--- Begin ---
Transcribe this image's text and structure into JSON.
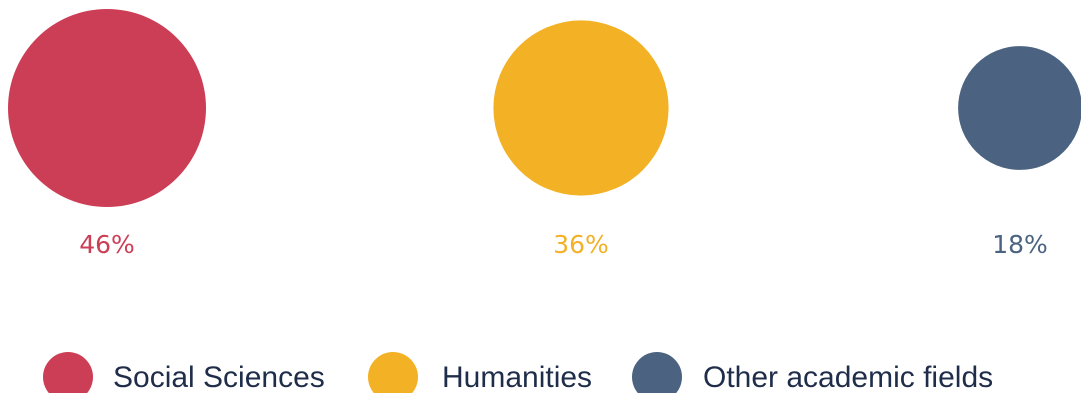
{
  "chart_data": {
    "type": "bubble",
    "series": [
      {
        "name": "Social Sciences",
        "value": 46,
        "label": "46%",
        "color": "#cc3e55"
      },
      {
        "name": "Humanities",
        "value": 36,
        "label": "36%",
        "color": "#f3b125"
      },
      {
        "name": "Other academic fields",
        "value": 18,
        "label": "18%",
        "color": "#4b6280"
      }
    ],
    "legend_position": "bottom",
    "grid": false
  },
  "colors": {
    "legend_text": "#1f2d4a",
    "background": "#ffffff"
  }
}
--- End ---
The exercise: Transcribe the whole listing exactly. Pictures stay out of your copy.

Written reply:
Transcribe this image's text and structure into JSON.
{
  "chart_data": {
    "type": "bubble",
    "series": [
      {
        "name": "Social Sciences",
        "value": 46,
        "label": "46%",
        "color": "#cc3e55"
      },
      {
        "name": "Humanities",
        "value": 36,
        "label": "36%",
        "color": "#f3b125"
      },
      {
        "name": "Other academic fields",
        "value": 18,
        "label": "18%",
        "color": "#4b6280"
      }
    ],
    "legend_position": "bottom",
    "grid": false
  },
  "colors": {
    "legend_text": "#1f2d4a",
    "background": "#ffffff"
  }
}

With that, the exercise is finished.